__Challenge__
Go through the lines below. Copy those with "化学工程与技术".
=== Material shown ===
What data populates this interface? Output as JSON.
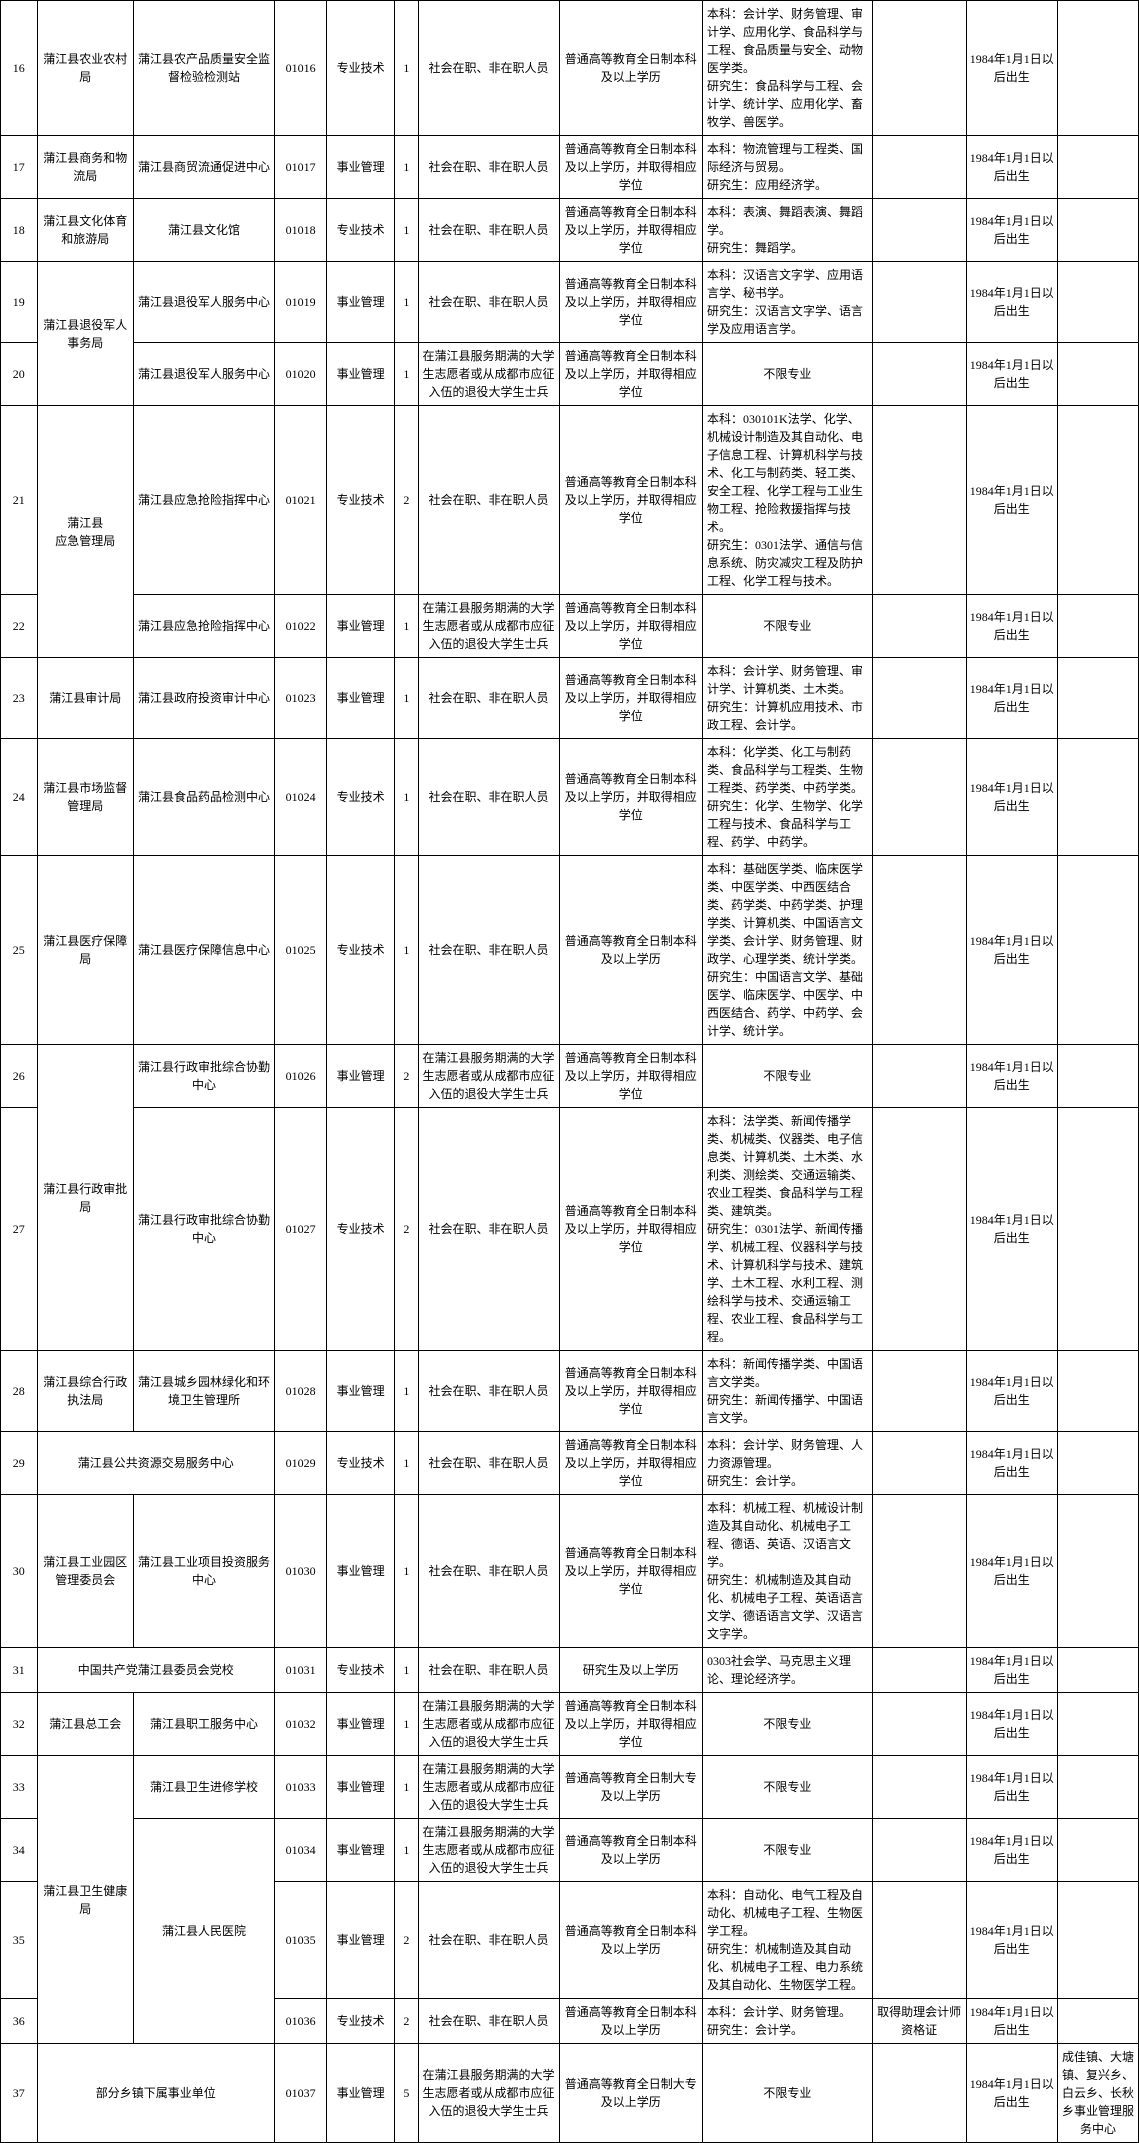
{
  "dob_default": "1984年1月1日以后出生",
  "scope": {
    "std": "社会在职、非在职人员",
    "vet": "在蒲江县服务期满的大学生志愿者或从成都市应征入伍的退役大学生士兵"
  },
  "edu": {
    "bk_degree": "普通高等教育全日制本科及以上学历，并取得相应学位",
    "bk": "普通高等教育全日制本科及以上学历",
    "dz": "普通高等教育全日制大专及以上学历",
    "yj": "研究生及以上学历"
  },
  "rows": [
    {
      "idx": "16",
      "dept": "蒲江县农业农村局",
      "unit": "蒲江县农产品质量安全监督检验检测站",
      "code": "01016",
      "type": "专业技术",
      "num": "1",
      "scope": "std",
      "edu": "bk",
      "major": "本科：会计学、财务管理、审计学、应用化学、食品科学与工程、食品质量与安全、动物医学类。\n研究生：食品科学与工程、会计学、统计学、应用化学、畜牧学、兽医学。"
    },
    {
      "idx": "17",
      "dept": "蒲江县商务和物流局",
      "unit": "蒲江县商贸流通促进中心",
      "code": "01017",
      "type": "事业管理",
      "num": "1",
      "scope": "std",
      "edu": "bk_degree",
      "major": "本科：物流管理与工程类、国际经济与贸易。\n研究生：应用经济学。"
    },
    {
      "idx": "18",
      "dept": "蒲江县文化体育和旅游局",
      "unit": "蒲江县文化馆",
      "code": "01018",
      "type": "专业技术",
      "num": "1",
      "scope": "std",
      "edu": "bk_degree",
      "major": "本科：表演、舞蹈表演、舞蹈学。\n研究生：舞蹈学。"
    },
    {
      "idx": "19",
      "dept": "蒲江县退役军人事务局",
      "dept_rowspan": 2,
      "unit": "蒲江县退役军人服务中心",
      "code": "01019",
      "type": "事业管理",
      "num": "1",
      "scope": "std",
      "edu": "bk_degree",
      "major": "本科：汉语言文字学、应用语言学、秘书学。\n研究生：汉语言文字学、语言学及应用语言学。"
    },
    {
      "idx": "20",
      "unit": "蒲江县退役军人服务中心",
      "code": "01020",
      "type": "事业管理",
      "num": "1",
      "scope": "vet",
      "edu": "bk_degree",
      "major": "不限专业",
      "major_center": true
    },
    {
      "idx": "21",
      "dept": "蒲江县\n应急管理局",
      "dept_rowspan": 2,
      "unit": "蒲江县应急抢险指挥中心",
      "code": "01021",
      "type": "专业技术",
      "num": "2",
      "scope": "std",
      "edu": "bk_degree",
      "major": "本科：030101K法学、化学、机械设计制造及其自动化、电子信息工程、计算机科学与技术、化工与制药类、轻工类、安全工程、化学工程与工业生物工程、抢险救援指挥与技术。\n研究生：0301法学、通信与信息系统、防灾减灾工程及防护工程、化学工程与技术。"
    },
    {
      "idx": "22",
      "unit": "蒲江县应急抢险指挥中心",
      "code": "01022",
      "type": "事业管理",
      "num": "1",
      "scope": "vet",
      "edu": "bk_degree",
      "major": "不限专业",
      "major_center": true
    },
    {
      "idx": "23",
      "dept": "蒲江县审计局",
      "unit": "蒲江县政府投资审计中心",
      "code": "01023",
      "type": "事业管理",
      "num": "1",
      "scope": "std",
      "edu": "bk_degree",
      "major": "本科：会计学、财务管理、审计学、计算机类、土木类。\n研究生：计算机应用技术、市政工程、会计学。"
    },
    {
      "idx": "24",
      "dept": "蒲江县市场监督管理局",
      "unit": "蒲江县食品药品检测中心",
      "code": "01024",
      "type": "专业技术",
      "num": "1",
      "scope": "std",
      "edu": "bk_degree",
      "major": "本科：化学类、化工与制药类、食品科学与工程类、生物工程类、药学类、中药学类。\n研究生：化学、生物学、化学工程与技术、食品科学与工程、药学、中药学。"
    },
    {
      "idx": "25",
      "dept": "蒲江县医疗保障局",
      "unit": "蒲江县医疗保障信息中心",
      "code": "01025",
      "type": "专业技术",
      "num": "1",
      "scope": "std",
      "edu": "bk",
      "major": "本科：基础医学类、临床医学类、中医学类、中西医结合类、药学类、中药学类、护理学类、计算机类、中国语言文学类、会计学、财务管理、财政学、心理学类、统计学类。\n研究生：中国语言文学、基础医学、临床医学、中医学、中西医结合、药学、中药学、会计学、统计学。"
    },
    {
      "idx": "26",
      "dept": "蒲江县行政审批局",
      "dept_rowspan": 2,
      "unit": "蒲江县行政审批综合协勤中心",
      "code": "01026",
      "type": "事业管理",
      "num": "2",
      "scope": "vet",
      "edu": "bk_degree",
      "major": "不限专业",
      "major_center": true
    },
    {
      "idx": "27",
      "unit": "蒲江县行政审批综合协勤中心",
      "code": "01027",
      "type": "专业技术",
      "num": "2",
      "scope": "std",
      "edu": "bk_degree",
      "major": "本科：法学类、新闻传播学类、机械类、仪器类、电子信息类、计算机类、土木类、水利类、测绘类、交通运输类、农业工程类、食品科学与工程类、建筑类。\n研究生：0301法学、新闻传播学、机械工程、仪器科学与技术、计算机科学与技术、建筑学、土木工程、水利工程、测绘科学与技术、交通运输工程、农业工程、食品科学与工程。"
    },
    {
      "idx": "28",
      "dept": "蒲江县综合行政执法局",
      "unit": "蒲江县城乡园林绿化和环境卫生管理所",
      "code": "01028",
      "type": "事业管理",
      "num": "1",
      "scope": "std",
      "edu": "bk_degree",
      "major": "本科：新闻传播学类、中国语言文学类。\n研究生：新闻传播学、中国语言文学。"
    },
    {
      "idx": "29",
      "dept": "蒲江县公共资源交易服务中心",
      "dept_colspan": 2,
      "code": "01029",
      "type": "专业技术",
      "num": "1",
      "scope": "std",
      "edu": "bk_degree",
      "major": "本科：会计学、财务管理、人力资源管理。\n研究生：会计学。"
    },
    {
      "idx": "30",
      "dept": "蒲江县工业园区管理委员会",
      "unit": "蒲江县工业项目投资服务中心",
      "code": "01030",
      "type": "事业管理",
      "num": "1",
      "scope": "std",
      "edu": "bk_degree",
      "major": "本科：机械工程、机械设计制造及其自动化、机械电子工程、德语、英语、汉语言文学。\n研究生：机械制造及其自动化、机械电子工程、英语语言文学、德语语言文学、汉语言文字学。"
    },
    {
      "idx": "31",
      "dept": "中国共产党蒲江县委员会党校",
      "dept_colspan": 2,
      "code": "01031",
      "type": "专业技术",
      "num": "1",
      "scope": "std",
      "edu": "yj",
      "major": "0303社会学、马克思主义理论、理论经济学。"
    },
    {
      "idx": "32",
      "dept": "蒲江县总工会",
      "unit": "蒲江县职工服务中心",
      "code": "01032",
      "type": "事业管理",
      "num": "1",
      "scope": "vet",
      "edu": "bk_degree",
      "major": "不限专业",
      "major_center": true
    },
    {
      "idx": "33",
      "dept": "蒲江县卫生健康局",
      "dept_rowspan": 4,
      "unit": "蒲江县卫生进修学校",
      "code": "01033",
      "type": "事业管理",
      "num": "1",
      "scope": "vet",
      "edu": "dz",
      "major": "不限专业",
      "major_center": true
    },
    {
      "idx": "34",
      "unit": "蒲江县人民医院",
      "unit_rowspan": 3,
      "code": "01034",
      "type": "事业管理",
      "num": "1",
      "scope": "vet",
      "edu": "bk",
      "major": "不限专业",
      "major_center": true
    },
    {
      "idx": "35",
      "code": "01035",
      "type": "事业管理",
      "num": "2",
      "scope": "std",
      "edu": "bk",
      "major": "本科：自动化、电气工程及自动化、机械电子工程、生物医学工程。\n研究生：机械制造及其自动化、机械电子工程、电力系统及其自动化、生物医学工程。"
    },
    {
      "idx": "36",
      "code": "01036",
      "type": "专业技术",
      "num": "2",
      "scope": "std",
      "edu": "bk",
      "major": "本科：会计学、财务管理。\n研究生：会计学。",
      "other": "取得助理会计师资格证"
    },
    {
      "idx": "37",
      "dept": "部分乡镇下属事业单位",
      "dept_colspan": 2,
      "code": "01037",
      "type": "事业管理",
      "num": "5",
      "scope": "vet",
      "edu": "dz",
      "major": "不限专业",
      "major_center": true,
      "loc": "成佳镇、大塘镇、复兴乡、白云乡、长秋乡事业管理服务中心"
    }
  ]
}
===
__Result below__
      "major": "本科：030101K法学、化学、机械设计制造及其自动化、电子信息工程、计算机科学与技术、化工与制药类、轻工类、安全工程、化学工程与工业生物工程、抢险救援指挥与技术。\n研究生：0301法学、通信与信息系统、防灾减灾工程及防护工程、化学工程与技术。"
      "major": "本科：化学类、化工与制药类、食品科学与工程类、生物工程类、药学类、中药学类。\n研究生：化学、生物学、化学工程与技术、食品科学与工程、药学、中药学。"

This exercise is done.